WHAT TO DO:
State how many lines of the records contain the string "πρώτη", and give no other information.

Stored records:
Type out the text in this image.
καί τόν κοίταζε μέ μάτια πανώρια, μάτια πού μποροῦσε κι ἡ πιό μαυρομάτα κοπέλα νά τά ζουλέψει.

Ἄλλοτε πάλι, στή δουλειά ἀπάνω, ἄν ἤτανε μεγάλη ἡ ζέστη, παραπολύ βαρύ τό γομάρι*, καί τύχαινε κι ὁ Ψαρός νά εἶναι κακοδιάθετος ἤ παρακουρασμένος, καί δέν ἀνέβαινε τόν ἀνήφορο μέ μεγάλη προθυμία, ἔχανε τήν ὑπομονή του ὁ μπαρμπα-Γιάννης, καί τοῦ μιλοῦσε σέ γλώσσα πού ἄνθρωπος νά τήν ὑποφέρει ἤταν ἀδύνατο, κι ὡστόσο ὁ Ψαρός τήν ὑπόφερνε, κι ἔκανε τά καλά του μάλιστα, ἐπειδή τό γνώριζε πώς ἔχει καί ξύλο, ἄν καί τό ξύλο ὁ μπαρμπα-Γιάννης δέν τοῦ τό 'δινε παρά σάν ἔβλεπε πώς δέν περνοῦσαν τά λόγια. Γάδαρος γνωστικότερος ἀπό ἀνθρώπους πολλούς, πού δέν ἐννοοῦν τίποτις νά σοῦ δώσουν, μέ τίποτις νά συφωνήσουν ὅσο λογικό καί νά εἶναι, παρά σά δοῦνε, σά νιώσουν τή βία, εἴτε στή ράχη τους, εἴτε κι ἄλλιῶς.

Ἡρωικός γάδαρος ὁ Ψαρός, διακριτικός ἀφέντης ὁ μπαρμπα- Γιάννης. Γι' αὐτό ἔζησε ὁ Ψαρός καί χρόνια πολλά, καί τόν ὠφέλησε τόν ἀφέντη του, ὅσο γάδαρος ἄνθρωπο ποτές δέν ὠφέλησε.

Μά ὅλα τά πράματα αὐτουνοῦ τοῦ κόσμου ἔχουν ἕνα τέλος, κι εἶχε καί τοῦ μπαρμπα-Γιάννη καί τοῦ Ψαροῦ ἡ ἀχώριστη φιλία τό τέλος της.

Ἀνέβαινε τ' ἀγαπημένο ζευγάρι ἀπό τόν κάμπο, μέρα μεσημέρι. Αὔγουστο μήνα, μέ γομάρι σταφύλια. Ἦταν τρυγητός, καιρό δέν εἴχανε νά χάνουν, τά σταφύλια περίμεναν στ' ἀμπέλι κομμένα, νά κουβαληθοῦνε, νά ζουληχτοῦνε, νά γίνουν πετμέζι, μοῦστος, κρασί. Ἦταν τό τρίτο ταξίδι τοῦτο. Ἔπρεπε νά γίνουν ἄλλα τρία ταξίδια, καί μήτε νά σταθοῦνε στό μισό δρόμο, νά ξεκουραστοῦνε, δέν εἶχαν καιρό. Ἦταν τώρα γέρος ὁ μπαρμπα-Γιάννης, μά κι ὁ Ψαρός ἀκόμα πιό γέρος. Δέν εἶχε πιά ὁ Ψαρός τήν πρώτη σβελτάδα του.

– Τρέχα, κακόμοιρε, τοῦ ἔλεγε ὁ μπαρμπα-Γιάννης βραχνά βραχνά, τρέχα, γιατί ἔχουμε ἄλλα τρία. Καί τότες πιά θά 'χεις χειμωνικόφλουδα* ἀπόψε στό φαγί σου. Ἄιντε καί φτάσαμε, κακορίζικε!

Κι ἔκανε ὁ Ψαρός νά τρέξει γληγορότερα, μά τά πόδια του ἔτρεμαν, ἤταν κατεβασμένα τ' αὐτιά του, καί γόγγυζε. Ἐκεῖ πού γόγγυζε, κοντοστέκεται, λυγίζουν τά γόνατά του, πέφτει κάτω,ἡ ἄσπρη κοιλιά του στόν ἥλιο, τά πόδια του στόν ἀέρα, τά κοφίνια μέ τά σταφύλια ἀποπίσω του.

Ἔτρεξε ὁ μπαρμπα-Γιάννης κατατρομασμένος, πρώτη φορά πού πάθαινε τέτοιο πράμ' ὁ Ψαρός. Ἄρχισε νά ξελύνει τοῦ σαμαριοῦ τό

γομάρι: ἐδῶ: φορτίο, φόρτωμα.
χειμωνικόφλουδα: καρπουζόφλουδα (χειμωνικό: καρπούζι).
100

SOLUTION:
2